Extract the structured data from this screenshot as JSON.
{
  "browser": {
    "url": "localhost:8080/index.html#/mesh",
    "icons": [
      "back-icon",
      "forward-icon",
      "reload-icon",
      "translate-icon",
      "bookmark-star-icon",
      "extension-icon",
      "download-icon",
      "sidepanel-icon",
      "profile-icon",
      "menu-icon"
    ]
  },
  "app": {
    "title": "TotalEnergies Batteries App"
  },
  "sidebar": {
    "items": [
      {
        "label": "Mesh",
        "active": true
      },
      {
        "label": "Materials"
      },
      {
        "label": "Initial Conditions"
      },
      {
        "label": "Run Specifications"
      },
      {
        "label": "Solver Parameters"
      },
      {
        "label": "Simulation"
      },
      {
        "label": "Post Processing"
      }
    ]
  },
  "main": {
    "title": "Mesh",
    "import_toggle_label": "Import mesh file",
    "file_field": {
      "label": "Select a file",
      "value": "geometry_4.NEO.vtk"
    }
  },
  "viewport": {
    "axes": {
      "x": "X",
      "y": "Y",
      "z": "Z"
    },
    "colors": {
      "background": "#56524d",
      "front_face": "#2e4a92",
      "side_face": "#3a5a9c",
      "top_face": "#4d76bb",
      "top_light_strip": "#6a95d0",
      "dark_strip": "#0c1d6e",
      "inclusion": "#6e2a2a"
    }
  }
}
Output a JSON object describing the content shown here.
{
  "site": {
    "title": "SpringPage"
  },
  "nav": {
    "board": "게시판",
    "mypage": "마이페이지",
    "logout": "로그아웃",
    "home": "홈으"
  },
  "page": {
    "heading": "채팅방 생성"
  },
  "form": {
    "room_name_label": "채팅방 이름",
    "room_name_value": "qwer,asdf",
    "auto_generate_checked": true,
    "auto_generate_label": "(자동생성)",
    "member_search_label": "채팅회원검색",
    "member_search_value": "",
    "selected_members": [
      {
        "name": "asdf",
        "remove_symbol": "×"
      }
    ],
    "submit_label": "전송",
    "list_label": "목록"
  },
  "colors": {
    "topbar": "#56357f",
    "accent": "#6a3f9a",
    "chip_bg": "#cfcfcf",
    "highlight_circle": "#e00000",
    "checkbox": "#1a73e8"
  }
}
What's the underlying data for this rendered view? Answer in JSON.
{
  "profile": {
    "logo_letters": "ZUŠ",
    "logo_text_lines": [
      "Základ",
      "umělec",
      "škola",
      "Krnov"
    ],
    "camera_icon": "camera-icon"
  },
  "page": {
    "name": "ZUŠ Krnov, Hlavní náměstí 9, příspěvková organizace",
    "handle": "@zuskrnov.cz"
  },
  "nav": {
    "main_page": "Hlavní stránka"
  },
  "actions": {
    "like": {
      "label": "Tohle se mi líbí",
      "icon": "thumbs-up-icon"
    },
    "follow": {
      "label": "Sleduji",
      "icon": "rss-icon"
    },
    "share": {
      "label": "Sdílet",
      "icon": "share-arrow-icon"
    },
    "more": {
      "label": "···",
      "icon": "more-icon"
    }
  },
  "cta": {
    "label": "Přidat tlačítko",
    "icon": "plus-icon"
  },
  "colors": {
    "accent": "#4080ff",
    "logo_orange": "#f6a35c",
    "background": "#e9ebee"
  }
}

========================

GIVEN REQUEST – Print all of the entries again, exactly as written.

FULL RESPONSE –
Extract the structured data from this screenshot as JSON.
{
  "browser": {
    "url": "localhost:8080/index.html#/mesh",
    "icons": [
      "back-icon",
      "forward-icon",
      "reload-icon",
      "translate-icon",
      "bookmark-star-icon",
      "extension-icon",
      "download-icon",
      "sidepanel-icon",
      "profile-icon",
      "menu-icon"
    ]
  },
  "app": {
    "title": "TotalEnergies Batteries App"
  },
  "sidebar": {
    "items": [
      {
        "label": "Mesh",
        "active": true
      },
      {
        "label": "Materials"
      },
      {
        "label": "Initial Conditions"
      },
      {
        "label": "Run Specifications"
      },
      {
        "label": "Solver Parameters"
      },
      {
        "label": "Simulation"
      },
      {
        "label": "Post Processing"
      }
    ]
  },
  "main": {
    "title": "Mesh",
    "import_toggle_label": "Import mesh file",
    "file_field": {
      "label": "Select a file",
      "value": "geometry_4.NEO.vtk"
    }
  },
  "viewport": {
    "axes": {
      "x": "X",
      "y": "Y",
      "z": "Z"
    },
    "colors": {
      "background": "#56524d",
      "front_face": "#2e4a92",
      "side_face": "#3a5a9c",
      "top_face": "#4d76bb",
      "top_light_strip": "#6a95d0",
      "dark_strip": "#0c1d6e",
      "inclusion": "#6e2a2a"
    }
  }
}
Output a JSON object describing the content shown here.
{
  "site": {
    "title": "SpringPage"
  },
  "nav": {
    "board": "게시판",
    "mypage": "마이페이지",
    "logout": "로그아웃",
    "home": "홈으"
  },
  "page": {
    "heading": "채팅방 생성"
  },
  "form": {
    "room_name_label": "채팅방 이름",
    "room_name_value": "qwer,asdf",
    "auto_generate_checked": true,
    "auto_generate_label": "(자동생성)",
    "member_search_label": "채팅회원검색",
    "member_search_value": "",
    "selected_members": [
      {
        "name": "asdf",
        "remove_symbol": "×"
      }
    ],
    "submit_label": "전송",
    "list_label": "목록"
  },
  "colors": {
    "topbar": "#56357f",
    "accent": "#6a3f9a",
    "chip_bg": "#cfcfcf",
    "highlight_circle": "#e00000",
    "checkbox": "#1a73e8"
  }
}
What's the underlying data for this rendered view? Answer in JSON.
{
  "profile": {
    "logo_letters": "ZUŠ",
    "logo_text_lines": [
      "Základ",
      "umělec",
      "škola",
      "Krnov"
    ],
    "camera_icon": "camera-icon"
  },
  "page": {
    "name": "ZUŠ Krnov, Hlavní náměstí 9, příspěvková organizace",
    "handle": "@zuskrnov.cz"
  },
  "nav": {
    "main_page": "Hlavní stránka"
  },
  "actions": {
    "like": {
      "label": "Tohle se mi líbí",
      "icon": "thumbs-up-icon"
    },
    "follow": {
      "label": "Sleduji",
      "icon": "rss-icon"
    },
    "share": {
      "label": "Sdílet",
      "icon": "share-arrow-icon"
    },
    "more": {
      "label": "···",
      "icon": "more-icon"
    }
  },
  "cta": {
    "label": "Přidat tlačítko",
    "icon": "plus-icon"
  },
  "colors": {
    "accent": "#4080ff",
    "logo_orange": "#f6a35c",
    "background": "#e9ebee"
  }
}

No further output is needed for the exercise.